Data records
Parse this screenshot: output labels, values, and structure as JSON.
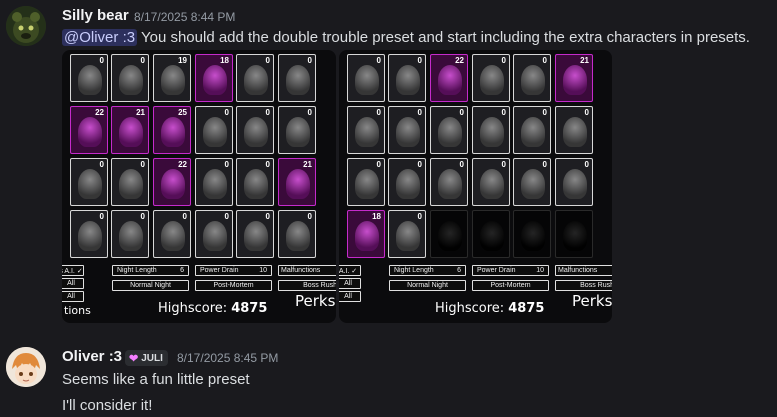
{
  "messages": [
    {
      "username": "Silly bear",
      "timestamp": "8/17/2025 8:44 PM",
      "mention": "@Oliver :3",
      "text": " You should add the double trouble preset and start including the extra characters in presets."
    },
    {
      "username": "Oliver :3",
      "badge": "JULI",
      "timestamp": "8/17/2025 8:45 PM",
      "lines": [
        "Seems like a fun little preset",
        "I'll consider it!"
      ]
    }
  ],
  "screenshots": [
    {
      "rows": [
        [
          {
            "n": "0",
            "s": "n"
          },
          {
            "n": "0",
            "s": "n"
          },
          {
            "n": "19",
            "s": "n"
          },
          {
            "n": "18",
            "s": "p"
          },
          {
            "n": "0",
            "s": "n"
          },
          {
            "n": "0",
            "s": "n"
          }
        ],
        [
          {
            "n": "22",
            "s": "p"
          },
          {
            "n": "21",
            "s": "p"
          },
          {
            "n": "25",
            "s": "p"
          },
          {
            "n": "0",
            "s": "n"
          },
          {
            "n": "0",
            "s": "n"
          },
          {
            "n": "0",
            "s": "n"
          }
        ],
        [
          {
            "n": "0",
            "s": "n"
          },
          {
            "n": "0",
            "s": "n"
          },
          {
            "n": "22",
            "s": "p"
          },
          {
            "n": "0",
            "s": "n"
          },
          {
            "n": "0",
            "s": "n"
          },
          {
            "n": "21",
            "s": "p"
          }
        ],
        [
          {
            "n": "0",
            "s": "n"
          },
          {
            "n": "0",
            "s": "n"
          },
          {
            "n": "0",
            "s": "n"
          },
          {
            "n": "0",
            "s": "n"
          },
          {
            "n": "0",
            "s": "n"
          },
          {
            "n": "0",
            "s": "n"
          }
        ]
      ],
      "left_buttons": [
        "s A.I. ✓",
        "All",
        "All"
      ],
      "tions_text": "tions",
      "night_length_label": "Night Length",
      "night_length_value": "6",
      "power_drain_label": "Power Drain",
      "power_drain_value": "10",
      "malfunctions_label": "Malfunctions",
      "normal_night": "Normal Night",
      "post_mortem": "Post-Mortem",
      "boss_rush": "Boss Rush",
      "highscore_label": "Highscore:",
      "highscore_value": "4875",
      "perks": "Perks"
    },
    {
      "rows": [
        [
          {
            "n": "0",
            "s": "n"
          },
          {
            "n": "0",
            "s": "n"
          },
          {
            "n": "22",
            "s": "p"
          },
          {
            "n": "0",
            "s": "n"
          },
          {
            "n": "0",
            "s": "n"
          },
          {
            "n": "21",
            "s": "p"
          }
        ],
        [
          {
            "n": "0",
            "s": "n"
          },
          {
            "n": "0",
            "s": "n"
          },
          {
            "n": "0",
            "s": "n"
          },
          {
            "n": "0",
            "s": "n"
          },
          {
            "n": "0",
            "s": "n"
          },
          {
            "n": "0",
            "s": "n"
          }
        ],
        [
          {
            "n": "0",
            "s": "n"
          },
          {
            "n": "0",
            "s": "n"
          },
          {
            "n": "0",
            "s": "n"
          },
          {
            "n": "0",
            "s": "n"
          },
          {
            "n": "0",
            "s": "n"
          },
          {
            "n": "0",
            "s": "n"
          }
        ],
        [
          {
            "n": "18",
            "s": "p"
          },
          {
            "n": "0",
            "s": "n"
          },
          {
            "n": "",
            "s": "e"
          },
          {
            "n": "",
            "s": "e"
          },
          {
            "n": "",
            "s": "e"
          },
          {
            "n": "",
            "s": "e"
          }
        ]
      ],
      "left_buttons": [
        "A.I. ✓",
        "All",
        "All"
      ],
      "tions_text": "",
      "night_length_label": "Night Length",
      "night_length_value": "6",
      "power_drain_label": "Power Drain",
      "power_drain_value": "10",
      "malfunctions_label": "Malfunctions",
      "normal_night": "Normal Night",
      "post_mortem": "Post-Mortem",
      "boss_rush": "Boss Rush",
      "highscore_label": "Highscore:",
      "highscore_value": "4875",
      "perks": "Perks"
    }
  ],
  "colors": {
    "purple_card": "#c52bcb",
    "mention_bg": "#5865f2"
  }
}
==
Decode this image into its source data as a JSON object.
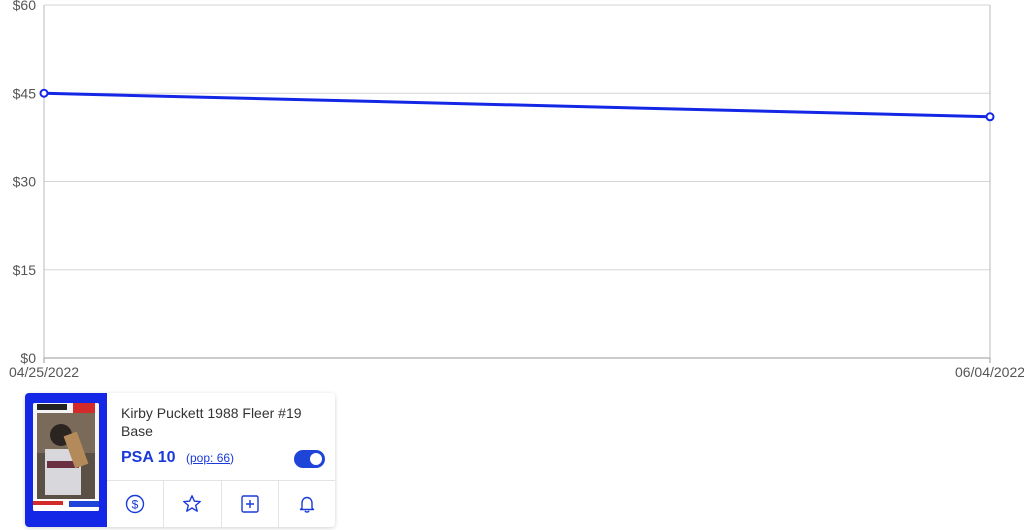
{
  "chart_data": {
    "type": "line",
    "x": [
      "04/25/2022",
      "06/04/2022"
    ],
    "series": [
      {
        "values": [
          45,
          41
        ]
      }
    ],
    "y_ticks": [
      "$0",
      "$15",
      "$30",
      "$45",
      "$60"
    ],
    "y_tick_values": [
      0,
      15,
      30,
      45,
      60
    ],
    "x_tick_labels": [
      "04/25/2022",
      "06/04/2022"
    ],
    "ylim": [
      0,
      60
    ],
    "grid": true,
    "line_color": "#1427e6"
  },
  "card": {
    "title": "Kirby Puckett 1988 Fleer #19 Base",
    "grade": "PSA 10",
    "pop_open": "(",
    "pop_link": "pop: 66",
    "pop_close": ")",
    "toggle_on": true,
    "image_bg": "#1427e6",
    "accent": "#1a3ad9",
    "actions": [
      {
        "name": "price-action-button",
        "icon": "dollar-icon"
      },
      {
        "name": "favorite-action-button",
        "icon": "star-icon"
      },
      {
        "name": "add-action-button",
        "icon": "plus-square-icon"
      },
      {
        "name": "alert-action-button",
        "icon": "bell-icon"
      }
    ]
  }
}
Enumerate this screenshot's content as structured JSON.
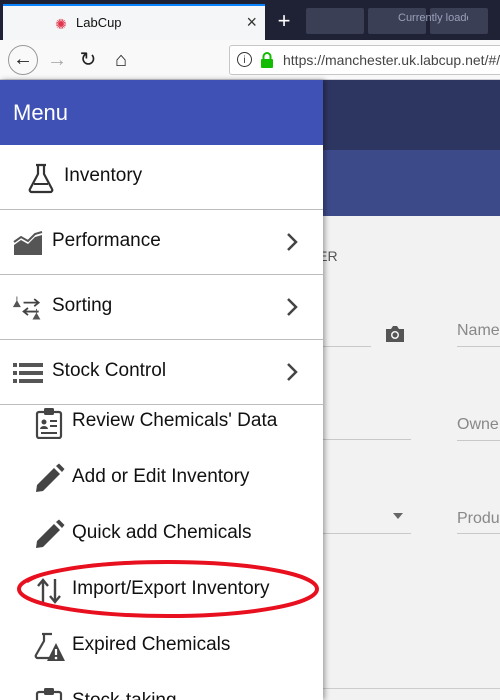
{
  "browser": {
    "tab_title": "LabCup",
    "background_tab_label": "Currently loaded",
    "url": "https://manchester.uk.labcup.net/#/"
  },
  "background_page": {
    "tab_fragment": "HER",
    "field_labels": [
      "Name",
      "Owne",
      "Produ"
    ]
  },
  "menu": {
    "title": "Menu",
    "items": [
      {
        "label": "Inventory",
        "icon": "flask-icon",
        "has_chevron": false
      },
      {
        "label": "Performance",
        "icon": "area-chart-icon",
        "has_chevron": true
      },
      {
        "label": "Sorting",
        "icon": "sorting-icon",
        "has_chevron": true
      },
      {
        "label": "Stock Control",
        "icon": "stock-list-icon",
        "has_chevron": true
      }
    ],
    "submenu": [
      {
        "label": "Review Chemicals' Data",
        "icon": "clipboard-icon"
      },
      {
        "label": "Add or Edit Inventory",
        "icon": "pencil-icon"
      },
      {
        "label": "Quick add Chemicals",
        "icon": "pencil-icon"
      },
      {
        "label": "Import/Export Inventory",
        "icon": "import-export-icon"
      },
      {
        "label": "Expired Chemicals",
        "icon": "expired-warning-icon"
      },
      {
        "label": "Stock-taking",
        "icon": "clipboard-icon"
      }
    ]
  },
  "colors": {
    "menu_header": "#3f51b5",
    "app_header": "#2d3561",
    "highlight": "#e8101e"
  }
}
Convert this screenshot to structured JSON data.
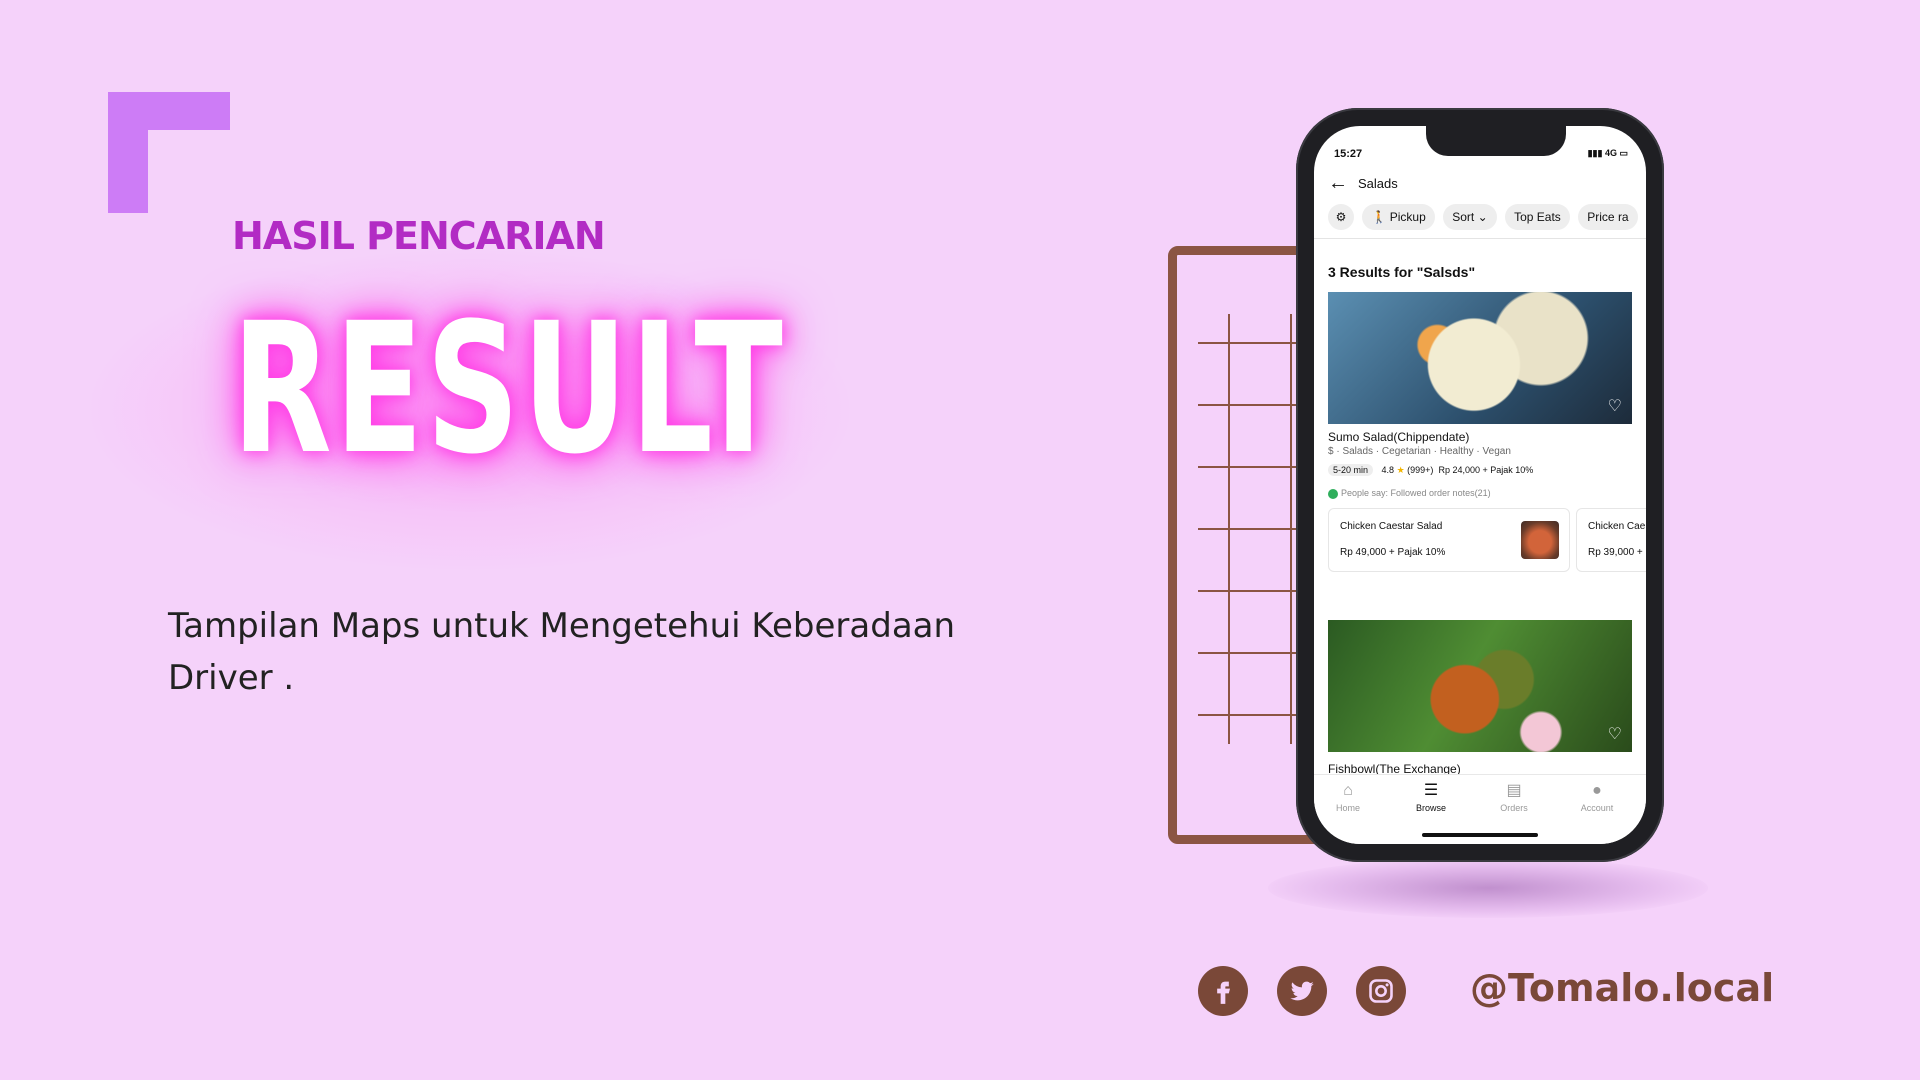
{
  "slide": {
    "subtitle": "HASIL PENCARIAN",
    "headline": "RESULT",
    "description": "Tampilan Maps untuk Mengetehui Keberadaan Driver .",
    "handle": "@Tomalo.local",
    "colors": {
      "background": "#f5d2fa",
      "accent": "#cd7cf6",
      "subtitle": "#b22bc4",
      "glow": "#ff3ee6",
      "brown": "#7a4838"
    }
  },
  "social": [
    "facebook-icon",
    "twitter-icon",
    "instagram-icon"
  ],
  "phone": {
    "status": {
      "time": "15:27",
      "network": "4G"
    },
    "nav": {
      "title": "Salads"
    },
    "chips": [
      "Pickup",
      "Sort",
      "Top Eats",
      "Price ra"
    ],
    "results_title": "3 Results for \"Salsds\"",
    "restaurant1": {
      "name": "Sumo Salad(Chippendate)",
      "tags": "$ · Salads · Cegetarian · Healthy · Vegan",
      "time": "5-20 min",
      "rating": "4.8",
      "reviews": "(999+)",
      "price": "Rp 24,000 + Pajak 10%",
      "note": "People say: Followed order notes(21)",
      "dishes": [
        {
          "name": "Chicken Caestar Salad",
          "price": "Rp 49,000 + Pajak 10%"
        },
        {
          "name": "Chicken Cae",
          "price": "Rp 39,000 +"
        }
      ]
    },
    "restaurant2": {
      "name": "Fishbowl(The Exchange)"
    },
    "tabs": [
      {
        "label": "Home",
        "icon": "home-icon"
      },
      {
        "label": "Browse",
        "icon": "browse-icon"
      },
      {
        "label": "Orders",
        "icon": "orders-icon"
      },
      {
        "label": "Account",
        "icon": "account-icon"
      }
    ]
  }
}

* Stated exercise: Scan the entries above for the word "subtitle" and collect each line holding it.

* Exercise answer:
    "subtitle": "HASIL PENCARIAN",
      "subtitle": "#b22bc4",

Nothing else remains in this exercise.